A year after DeepSeek upended the conventional wisdom that China was hopelessly behind in AI, Chinese labs have consolidated that surprise into something more durable: a strategic commitment to open-source models that is quietly eroding the commercial foundations of the US AI industry. The releases keep coming — Alibaba's Qwen3.5, Moonshot's Kimi K2.5, Baidu's Ernie 4.5 and Ernie X1 — and the pattern is consistent. Competitive performance, free or low-cost access, open weights. It's a playbook US labs have largely declined to follow, and it may be costing them.
The mechanism is straightforward. When an enterprise can download a capable open-weight model, run it on its own infrastructure, and customise it freely, the case for paying premium subscription prices to OpenAI or Anthropic weakens. Google DeepMind CEO Demis Hassabis acknowledged in January that China is now "months" behind the US frontier — not years. Months is close enough that a price-sensitive enterprise buyer might reasonably conclude the gap isn't worth the cost differential.
Alibaba's Qwen3.5 is illustrative of how rapidly the goalposts have moved. Released in February, the model focuses on agentic capabilities — multi-step tool use, autonomous task completion — positioning it directly against the enterprise agent market that US labs have been racing to capture. Moonshot's Kimi K2.5 claimed benchmark performance exceeding all three leading US models on video generation and agentic tasks. These claims should be read with some caution — benchmark comparisons are easily gamed — but the direction of travel is real.
The Washington Post's analysis put the strategic picture bluntly: China now leads the US in open-source AI. That's not a statement about who has the most powerful model — US frontier labs, particularly Google and Anthropic, still hold an edge on the absolute capability frontier. It's a statement about ecosystem. Chinese open-source models are downloaded and deployed more widely than their American equivalents. Meta's Llama is the notable US exception, but Meta is a single company making a strategic bet; it doesn't represent a coordinated US approach.

:::::

▶ **EXERCISES TO COMPLETE**:
(A) In the passage on Chinese open-source AI, how far behind the US frontier did Demis Hassabis say China now is?
(B) Write the next part of the passage on Chinese open-source AI, picking up after its final sentence.
The lines here come from a separate source.

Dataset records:
:::::

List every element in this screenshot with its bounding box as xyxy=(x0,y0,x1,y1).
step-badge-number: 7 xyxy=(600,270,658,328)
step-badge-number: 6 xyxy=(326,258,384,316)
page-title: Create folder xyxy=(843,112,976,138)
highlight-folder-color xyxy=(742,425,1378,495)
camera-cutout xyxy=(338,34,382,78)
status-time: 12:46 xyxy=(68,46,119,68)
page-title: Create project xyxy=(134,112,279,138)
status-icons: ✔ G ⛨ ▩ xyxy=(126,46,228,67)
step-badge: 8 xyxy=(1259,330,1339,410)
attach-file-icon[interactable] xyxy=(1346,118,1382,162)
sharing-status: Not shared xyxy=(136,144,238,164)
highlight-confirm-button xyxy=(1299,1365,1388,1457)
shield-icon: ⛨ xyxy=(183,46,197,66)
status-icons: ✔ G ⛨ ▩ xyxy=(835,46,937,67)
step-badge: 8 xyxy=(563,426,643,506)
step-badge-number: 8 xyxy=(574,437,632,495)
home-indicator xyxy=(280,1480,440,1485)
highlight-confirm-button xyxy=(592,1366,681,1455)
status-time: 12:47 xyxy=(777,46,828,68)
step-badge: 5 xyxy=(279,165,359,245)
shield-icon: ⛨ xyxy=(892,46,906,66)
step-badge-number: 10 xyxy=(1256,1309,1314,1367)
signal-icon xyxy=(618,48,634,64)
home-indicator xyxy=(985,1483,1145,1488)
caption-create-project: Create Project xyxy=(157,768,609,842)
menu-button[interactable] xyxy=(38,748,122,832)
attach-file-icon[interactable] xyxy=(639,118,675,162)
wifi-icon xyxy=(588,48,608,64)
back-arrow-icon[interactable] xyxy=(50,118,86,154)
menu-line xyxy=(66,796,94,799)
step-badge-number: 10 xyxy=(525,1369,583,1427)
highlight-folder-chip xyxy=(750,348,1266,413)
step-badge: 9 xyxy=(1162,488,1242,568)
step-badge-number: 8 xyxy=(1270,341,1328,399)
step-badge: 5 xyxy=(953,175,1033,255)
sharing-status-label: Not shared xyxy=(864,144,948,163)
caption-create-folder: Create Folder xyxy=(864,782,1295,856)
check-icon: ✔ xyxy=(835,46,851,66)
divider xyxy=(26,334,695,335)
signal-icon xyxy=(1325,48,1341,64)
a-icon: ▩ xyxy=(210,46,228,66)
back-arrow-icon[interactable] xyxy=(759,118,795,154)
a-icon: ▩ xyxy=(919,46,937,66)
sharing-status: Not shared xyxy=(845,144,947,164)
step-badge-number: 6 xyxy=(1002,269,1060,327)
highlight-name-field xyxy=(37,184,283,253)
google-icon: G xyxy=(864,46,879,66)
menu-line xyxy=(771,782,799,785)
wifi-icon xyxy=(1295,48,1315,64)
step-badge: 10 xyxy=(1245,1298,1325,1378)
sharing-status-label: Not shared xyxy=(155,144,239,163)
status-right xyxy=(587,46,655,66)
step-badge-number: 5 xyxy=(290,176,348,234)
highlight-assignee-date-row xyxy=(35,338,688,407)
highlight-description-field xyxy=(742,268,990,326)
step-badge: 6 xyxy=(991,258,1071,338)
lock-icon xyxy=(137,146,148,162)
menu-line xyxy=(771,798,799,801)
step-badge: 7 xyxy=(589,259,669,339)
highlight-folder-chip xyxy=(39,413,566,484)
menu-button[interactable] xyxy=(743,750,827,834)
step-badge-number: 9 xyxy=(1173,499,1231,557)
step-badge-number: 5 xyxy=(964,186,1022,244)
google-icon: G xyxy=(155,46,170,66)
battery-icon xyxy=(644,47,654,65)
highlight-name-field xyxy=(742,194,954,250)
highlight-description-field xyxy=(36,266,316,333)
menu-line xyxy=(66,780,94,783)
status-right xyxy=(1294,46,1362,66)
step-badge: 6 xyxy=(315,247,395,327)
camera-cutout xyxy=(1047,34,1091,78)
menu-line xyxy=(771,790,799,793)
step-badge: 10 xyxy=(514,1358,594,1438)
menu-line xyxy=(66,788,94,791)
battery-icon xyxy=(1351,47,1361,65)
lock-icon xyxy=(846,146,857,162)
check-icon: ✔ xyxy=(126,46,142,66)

:::::

▶ **RESULTS BY TASK**:
(A) Months, not years.

(B)
There's a deeper game here too. Open-source releases build developer ecosystems, create training data feedback loops, and establish cultural familiarity with a platform in ways that proprietary products can't easily replicate. Chinese labs appear to have concluded — correctly or not — that building the world's most widely used open-weight models is a better path to AI influence than trying to beat US labs on raw benchmark numbers. The US government's chip export controls were designed to slow this down. The evidence so far suggests they have slowed it, but not stopped it.
The honest answer to whether this is a "real threat or hype" — as CNBC's newsletter framed it in February — is that it's both, depending on the time horizon. In the near term, US frontier models remain more capable for the most demanding applications. In the medium term, if Chinese open-source models continue improving at current rates while US closed-model pricing stays high, the commercial argument for US dominance gets harder to make. That's not a crisis, but it's a structural pressure that US labs haven't yet found a convincing answer to.